[Task description] Look through the material below. Copy every line with the string "name" in it.

[Data shown]
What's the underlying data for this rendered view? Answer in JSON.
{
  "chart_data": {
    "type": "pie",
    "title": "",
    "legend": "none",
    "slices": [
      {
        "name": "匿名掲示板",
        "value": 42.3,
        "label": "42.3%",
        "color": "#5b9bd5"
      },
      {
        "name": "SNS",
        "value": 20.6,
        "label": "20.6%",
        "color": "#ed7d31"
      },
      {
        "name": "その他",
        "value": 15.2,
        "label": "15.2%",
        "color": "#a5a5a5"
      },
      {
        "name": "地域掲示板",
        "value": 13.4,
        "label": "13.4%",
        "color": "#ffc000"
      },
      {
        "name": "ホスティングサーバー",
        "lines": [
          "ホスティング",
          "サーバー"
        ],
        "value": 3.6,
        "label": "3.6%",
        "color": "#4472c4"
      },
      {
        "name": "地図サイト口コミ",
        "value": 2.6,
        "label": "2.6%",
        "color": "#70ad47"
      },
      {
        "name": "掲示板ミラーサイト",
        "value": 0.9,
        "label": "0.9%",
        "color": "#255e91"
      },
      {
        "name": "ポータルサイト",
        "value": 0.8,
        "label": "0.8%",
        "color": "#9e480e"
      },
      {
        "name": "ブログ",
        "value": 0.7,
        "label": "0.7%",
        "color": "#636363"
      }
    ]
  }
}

[Task output]
        "name": "匿名掲示板",
        "name": "SNS",
        "name": "その他",
        "name": "地域掲示板",
        "name": "ホスティングサーバー",
        "name": "地図サイト口コミ",
        "name": "掲示板ミラーサイト",
        "name": "ポータルサイト",
        "name": "ブログ",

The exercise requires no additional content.